WHAT THE TASK ASKS: Reproduce every record exactly as it appears, but not the pictures.

DATA FOR THE TASK:

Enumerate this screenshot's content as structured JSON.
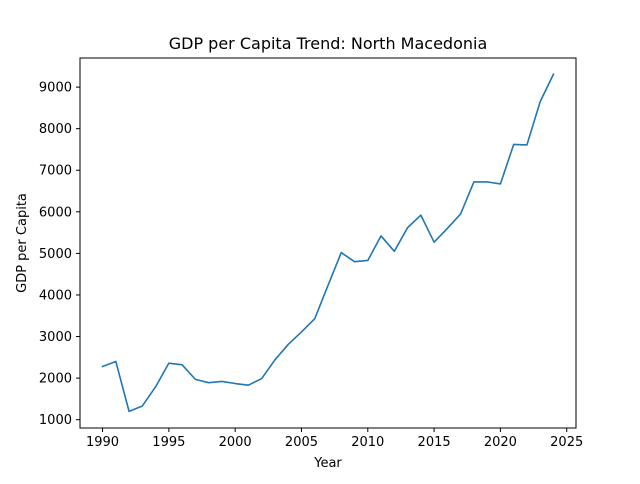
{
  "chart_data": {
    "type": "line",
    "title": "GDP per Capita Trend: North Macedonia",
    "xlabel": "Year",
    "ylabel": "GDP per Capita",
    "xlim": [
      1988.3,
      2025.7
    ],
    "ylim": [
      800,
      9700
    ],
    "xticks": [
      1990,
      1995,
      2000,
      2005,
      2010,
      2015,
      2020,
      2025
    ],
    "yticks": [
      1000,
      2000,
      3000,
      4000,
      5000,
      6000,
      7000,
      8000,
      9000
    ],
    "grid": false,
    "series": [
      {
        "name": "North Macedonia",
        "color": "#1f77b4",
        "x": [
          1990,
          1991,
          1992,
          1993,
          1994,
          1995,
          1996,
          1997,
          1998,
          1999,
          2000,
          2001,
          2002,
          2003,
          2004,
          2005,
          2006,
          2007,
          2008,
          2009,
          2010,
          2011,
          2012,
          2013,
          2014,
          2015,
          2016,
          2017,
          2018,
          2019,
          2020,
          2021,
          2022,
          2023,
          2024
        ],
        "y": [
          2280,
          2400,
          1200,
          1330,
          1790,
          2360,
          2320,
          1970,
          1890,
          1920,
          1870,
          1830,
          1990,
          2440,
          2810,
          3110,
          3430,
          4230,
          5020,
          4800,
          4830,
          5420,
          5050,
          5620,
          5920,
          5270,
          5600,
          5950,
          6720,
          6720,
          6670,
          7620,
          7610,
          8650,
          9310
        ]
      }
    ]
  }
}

SOLUTION FOR THIS PROBLEM:
Enumerate this screenshot's content as structured JSON.
{
  "chart_data": {
    "type": "line",
    "title": "GDP per Capita Trend: North Macedonia",
    "xlabel": "Year",
    "ylabel": "GDP per Capita",
    "xlim": [
      1988.3,
      2025.7
    ],
    "ylim": [
      800,
      9700
    ],
    "xticks": [
      1990,
      1995,
      2000,
      2005,
      2010,
      2015,
      2020,
      2025
    ],
    "yticks": [
      1000,
      2000,
      3000,
      4000,
      5000,
      6000,
      7000,
      8000,
      9000
    ],
    "grid": false,
    "series": [
      {
        "name": "North Macedonia",
        "color": "#1f77b4",
        "x": [
          1990,
          1991,
          1992,
          1993,
          1994,
          1995,
          1996,
          1997,
          1998,
          1999,
          2000,
          2001,
          2002,
          2003,
          2004,
          2005,
          2006,
          2007,
          2008,
          2009,
          2010,
          2011,
          2012,
          2013,
          2014,
          2015,
          2016,
          2017,
          2018,
          2019,
          2020,
          2021,
          2022,
          2023,
          2024
        ],
        "y": [
          2280,
          2400,
          1200,
          1330,
          1790,
          2360,
          2320,
          1970,
          1890,
          1920,
          1870,
          1830,
          1990,
          2440,
          2810,
          3110,
          3430,
          4230,
          5020,
          4800,
          4830,
          5420,
          5050,
          5620,
          5920,
          5270,
          5600,
          5950,
          6720,
          6720,
          6670,
          7620,
          7610,
          8650,
          9310
        ]
      }
    ]
  }
}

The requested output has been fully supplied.